--- Start of GIVEN DATA ---

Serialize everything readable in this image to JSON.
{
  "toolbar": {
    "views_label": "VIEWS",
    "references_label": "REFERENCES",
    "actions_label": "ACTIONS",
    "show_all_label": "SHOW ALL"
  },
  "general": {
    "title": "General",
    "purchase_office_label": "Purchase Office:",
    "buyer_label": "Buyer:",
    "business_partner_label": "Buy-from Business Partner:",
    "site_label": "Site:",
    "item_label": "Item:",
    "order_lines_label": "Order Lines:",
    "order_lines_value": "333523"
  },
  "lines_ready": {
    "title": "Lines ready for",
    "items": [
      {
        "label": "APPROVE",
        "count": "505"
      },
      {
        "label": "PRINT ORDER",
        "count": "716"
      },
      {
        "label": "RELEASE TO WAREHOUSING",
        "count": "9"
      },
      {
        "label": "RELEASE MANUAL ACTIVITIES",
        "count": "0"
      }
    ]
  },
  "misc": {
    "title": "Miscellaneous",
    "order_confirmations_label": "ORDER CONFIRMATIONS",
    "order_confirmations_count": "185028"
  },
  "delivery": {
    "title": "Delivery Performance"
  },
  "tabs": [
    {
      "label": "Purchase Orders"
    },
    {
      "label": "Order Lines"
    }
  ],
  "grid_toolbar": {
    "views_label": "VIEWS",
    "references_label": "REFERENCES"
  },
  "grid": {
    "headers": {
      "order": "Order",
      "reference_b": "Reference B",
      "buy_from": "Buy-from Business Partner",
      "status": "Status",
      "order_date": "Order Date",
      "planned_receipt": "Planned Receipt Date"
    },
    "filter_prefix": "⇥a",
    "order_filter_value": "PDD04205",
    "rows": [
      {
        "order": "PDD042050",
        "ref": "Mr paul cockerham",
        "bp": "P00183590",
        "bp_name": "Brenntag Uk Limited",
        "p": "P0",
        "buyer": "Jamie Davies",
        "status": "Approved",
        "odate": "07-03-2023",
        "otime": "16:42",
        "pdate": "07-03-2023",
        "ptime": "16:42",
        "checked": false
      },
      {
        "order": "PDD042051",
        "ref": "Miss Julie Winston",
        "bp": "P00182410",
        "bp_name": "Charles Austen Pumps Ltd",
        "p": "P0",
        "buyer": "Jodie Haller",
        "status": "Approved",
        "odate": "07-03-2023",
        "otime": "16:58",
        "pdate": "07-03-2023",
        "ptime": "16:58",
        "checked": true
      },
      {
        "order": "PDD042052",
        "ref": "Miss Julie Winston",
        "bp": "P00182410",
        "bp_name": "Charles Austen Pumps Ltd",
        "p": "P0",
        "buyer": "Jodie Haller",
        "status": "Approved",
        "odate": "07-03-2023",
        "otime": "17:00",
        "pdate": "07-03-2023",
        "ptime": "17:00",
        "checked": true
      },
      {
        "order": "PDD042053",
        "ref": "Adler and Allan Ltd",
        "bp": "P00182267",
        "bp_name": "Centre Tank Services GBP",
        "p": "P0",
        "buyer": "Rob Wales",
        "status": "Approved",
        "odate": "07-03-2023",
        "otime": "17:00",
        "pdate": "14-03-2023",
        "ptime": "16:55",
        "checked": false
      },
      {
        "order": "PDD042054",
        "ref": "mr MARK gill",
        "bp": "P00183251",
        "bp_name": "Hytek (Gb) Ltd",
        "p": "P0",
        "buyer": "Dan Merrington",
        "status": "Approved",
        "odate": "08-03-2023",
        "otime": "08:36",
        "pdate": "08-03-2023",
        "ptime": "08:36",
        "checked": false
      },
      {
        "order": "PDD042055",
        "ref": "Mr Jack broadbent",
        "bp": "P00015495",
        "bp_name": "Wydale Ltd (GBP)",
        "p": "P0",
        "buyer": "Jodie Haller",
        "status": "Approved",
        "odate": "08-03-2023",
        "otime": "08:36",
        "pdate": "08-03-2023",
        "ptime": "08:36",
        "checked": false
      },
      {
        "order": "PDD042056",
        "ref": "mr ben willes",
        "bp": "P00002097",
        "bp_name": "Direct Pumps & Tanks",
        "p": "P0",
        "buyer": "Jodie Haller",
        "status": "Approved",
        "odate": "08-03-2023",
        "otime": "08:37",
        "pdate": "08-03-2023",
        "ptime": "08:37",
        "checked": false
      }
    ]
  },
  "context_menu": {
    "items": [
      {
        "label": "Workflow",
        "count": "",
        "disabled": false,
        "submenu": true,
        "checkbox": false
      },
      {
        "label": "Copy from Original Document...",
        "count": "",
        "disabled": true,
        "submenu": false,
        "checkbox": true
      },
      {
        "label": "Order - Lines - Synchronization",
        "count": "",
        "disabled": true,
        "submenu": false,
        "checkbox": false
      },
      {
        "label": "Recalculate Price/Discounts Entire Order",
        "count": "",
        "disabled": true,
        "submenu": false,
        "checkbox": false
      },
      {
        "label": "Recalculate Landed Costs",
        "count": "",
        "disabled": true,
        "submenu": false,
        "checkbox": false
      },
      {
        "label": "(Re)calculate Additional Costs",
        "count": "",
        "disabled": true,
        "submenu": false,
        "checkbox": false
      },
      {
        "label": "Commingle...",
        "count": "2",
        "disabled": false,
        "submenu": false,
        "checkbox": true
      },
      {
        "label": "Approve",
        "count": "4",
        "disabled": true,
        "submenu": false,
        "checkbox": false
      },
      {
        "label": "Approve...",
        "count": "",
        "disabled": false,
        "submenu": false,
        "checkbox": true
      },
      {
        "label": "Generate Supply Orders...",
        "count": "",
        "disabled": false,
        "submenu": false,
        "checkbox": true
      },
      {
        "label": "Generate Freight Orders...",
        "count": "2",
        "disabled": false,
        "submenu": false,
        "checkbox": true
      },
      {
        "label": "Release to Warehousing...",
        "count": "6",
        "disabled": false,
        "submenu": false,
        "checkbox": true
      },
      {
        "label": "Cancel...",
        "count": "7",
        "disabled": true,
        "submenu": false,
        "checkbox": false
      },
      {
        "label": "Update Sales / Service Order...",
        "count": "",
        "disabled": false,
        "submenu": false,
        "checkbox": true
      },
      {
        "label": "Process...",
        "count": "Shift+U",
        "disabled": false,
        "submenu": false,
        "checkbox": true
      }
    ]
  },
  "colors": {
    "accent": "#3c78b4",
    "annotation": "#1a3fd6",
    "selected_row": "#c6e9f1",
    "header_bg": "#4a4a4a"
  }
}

--- End of GIVEN DATA ---

▶ **TASK STATEMENT**: Extract all of the data exactly as written.

▶ **ANSWER TO THE TASK**:
Serialize everything readable in this image to JSON.
{
  "toolbar": {
    "views_label": "VIEWS",
    "references_label": "REFERENCES",
    "actions_label": "ACTIONS",
    "show_all_label": "SHOW ALL"
  },
  "general": {
    "title": "General",
    "purchase_office_label": "Purchase Office:",
    "buyer_label": "Buyer:",
    "business_partner_label": "Buy-from Business Partner:",
    "site_label": "Site:",
    "item_label": "Item:",
    "order_lines_label": "Order Lines:",
    "order_lines_value": "333523"
  },
  "lines_ready": {
    "title": "Lines ready for",
    "items": [
      {
        "label": "APPROVE",
        "count": "505"
      },
      {
        "label": "PRINT ORDER",
        "count": "716"
      },
      {
        "label": "RELEASE TO WAREHOUSING",
        "count": "9"
      },
      {
        "label": "RELEASE MANUAL ACTIVITIES",
        "count": "0"
      }
    ]
  },
  "misc": {
    "title": "Miscellaneous",
    "order_confirmations_label": "ORDER CONFIRMATIONS",
    "order_confirmations_count": "185028"
  },
  "delivery": {
    "title": "Delivery Performance"
  },
  "tabs": [
    {
      "label": "Purchase Orders"
    },
    {
      "label": "Order Lines"
    }
  ],
  "grid_toolbar": {
    "views_label": "VIEWS",
    "references_label": "REFERENCES"
  },
  "grid": {
    "headers": {
      "order": "Order",
      "reference_b": "Reference B",
      "buy_from": "Buy-from Business Partner",
      "status": "Status",
      "order_date": "Order Date",
      "planned_receipt": "Planned Receipt Date"
    },
    "filter_prefix": "⇥a",
    "order_filter_value": "PDD04205",
    "rows": [
      {
        "order": "PDD042050",
        "ref": "Mr paul cockerham",
        "bp": "P00183590",
        "bp_name": "Brenntag Uk Limited",
        "p": "P0",
        "buyer": "Jamie Davies",
        "status": "Approved",
        "odate": "07-03-2023",
        "otime": "16:42",
        "pdate": "07-03-2023",
        "ptime": "16:42",
        "checked": false
      },
      {
        "order": "PDD042051",
        "ref": "Miss Julie Winston",
        "bp": "P00182410",
        "bp_name": "Charles Austen Pumps Ltd",
        "p": "P0",
        "buyer": "Jodie Haller",
        "status": "Approved",
        "odate": "07-03-2023",
        "otime": "16:58",
        "pdate": "07-03-2023",
        "ptime": "16:58",
        "checked": true
      },
      {
        "order": "PDD042052",
        "ref": "Miss Julie Winston",
        "bp": "P00182410",
        "bp_name": "Charles Austen Pumps Ltd",
        "p": "P0",
        "buyer": "Jodie Haller",
        "status": "Approved",
        "odate": "07-03-2023",
        "otime": "17:00",
        "pdate": "07-03-2023",
        "ptime": "17:00",
        "checked": true
      },
      {
        "order": "PDD042053",
        "ref": "Adler and Allan Ltd",
        "bp": "P00182267",
        "bp_name": "Centre Tank Services GBP",
        "p": "P0",
        "buyer": "Rob Wales",
        "status": "Approved",
        "odate": "07-03-2023",
        "otime": "17:00",
        "pdate": "14-03-2023",
        "ptime": "16:55",
        "checked": false
      },
      {
        "order": "PDD042054",
        "ref": "mr MARK gill",
        "bp": "P00183251",
        "bp_name": "Hytek (Gb) Ltd",
        "p": "P0",
        "buyer": "Dan Merrington",
        "status": "Approved",
        "odate": "08-03-2023",
        "otime": "08:36",
        "pdate": "08-03-2023",
        "ptime": "08:36",
        "checked": false
      },
      {
        "order": "PDD042055",
        "ref": "Mr Jack broadbent",
        "bp": "P00015495",
        "bp_name": "Wydale Ltd (GBP)",
        "p": "P0",
        "buyer": "Jodie Haller",
        "status": "Approved",
        "odate": "08-03-2023",
        "otime": "08:36",
        "pdate": "08-03-2023",
        "ptime": "08:36",
        "checked": false
      },
      {
        "order": "PDD042056",
        "ref": "mr ben willes",
        "bp": "P00002097",
        "bp_name": "Direct Pumps & Tanks",
        "p": "P0",
        "buyer": "Jodie Haller",
        "status": "Approved",
        "odate": "08-03-2023",
        "otime": "08:37",
        "pdate": "08-03-2023",
        "ptime": "08:37",
        "checked": false
      }
    ]
  },
  "context_menu": {
    "items": [
      {
        "label": "Workflow",
        "count": "",
        "disabled": false,
        "submenu": true,
        "checkbox": false
      },
      {
        "label": "Copy from Original Document...",
        "count": "",
        "disabled": true,
        "submenu": false,
        "checkbox": true
      },
      {
        "label": "Order - Lines - Synchronization",
        "count": "",
        "disabled": true,
        "submenu": false,
        "checkbox": false
      },
      {
        "label": "Recalculate Price/Discounts Entire Order",
        "count": "",
        "disabled": true,
        "submenu": false,
        "checkbox": false
      },
      {
        "label": "Recalculate Landed Costs",
        "count": "",
        "disabled": true,
        "submenu": false,
        "checkbox": false
      },
      {
        "label": "(Re)calculate Additional Costs",
        "count": "",
        "disabled": true,
        "submenu": false,
        "checkbox": false
      },
      {
        "label": "Commingle...",
        "count": "2",
        "disabled": false,
        "submenu": false,
        "checkbox": true
      },
      {
        "label": "Approve",
        "count": "4",
        "disabled": true,
        "submenu": false,
        "checkbox": false
      },
      {
        "label": "Approve...",
        "count": "",
        "disabled": false,
        "submenu": false,
        "checkbox": true
      },
      {
        "label": "Generate Supply Orders...",
        "count": "",
        "disabled": false,
        "submenu": false,
        "checkbox": true
      },
      {
        "label": "Generate Freight Orders...",
        "count": "2",
        "disabled": false,
        "submenu": false,
        "checkbox": true
      },
      {
        "label": "Release to Warehousing...",
        "count": "6",
        "disabled": false,
        "submenu": false,
        "checkbox": true
      },
      {
        "label": "Cancel...",
        "count": "7",
        "disabled": true,
        "submenu": false,
        "checkbox": false
      },
      {
        "label": "Update Sales / Service Order...",
        "count": "",
        "disabled": false,
        "submenu": false,
        "checkbox": true
      },
      {
        "label": "Process...",
        "count": "Shift+U",
        "disabled": false,
        "submenu": false,
        "checkbox": true
      }
    ]
  },
  "colors": {
    "accent": "#3c78b4",
    "annotation": "#1a3fd6",
    "selected_row": "#c6e9f1",
    "header_bg": "#4a4a4a"
  }
}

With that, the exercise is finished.